→ DATA SUPPLIED:
* * *

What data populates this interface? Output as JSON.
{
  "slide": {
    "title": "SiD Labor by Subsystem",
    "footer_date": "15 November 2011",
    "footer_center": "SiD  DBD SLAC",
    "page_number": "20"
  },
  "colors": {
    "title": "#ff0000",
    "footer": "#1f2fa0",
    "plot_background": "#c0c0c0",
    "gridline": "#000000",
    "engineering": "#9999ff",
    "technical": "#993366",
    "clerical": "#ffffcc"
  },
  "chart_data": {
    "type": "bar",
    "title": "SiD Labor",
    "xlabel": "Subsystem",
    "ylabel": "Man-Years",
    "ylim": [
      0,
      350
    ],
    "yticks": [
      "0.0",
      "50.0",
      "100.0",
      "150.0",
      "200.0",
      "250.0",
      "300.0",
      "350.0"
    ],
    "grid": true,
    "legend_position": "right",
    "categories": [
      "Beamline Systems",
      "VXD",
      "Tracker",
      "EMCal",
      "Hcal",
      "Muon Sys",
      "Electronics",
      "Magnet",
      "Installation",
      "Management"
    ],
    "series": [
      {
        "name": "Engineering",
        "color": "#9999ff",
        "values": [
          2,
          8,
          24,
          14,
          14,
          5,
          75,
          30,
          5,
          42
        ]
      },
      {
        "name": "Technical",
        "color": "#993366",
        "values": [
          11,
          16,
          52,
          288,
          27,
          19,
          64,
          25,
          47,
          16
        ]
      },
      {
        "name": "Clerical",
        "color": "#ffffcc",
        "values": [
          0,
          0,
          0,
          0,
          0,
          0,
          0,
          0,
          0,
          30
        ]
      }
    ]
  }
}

* * *

Above are some records. Report the number of their lines that include "title", and add nothing else.

3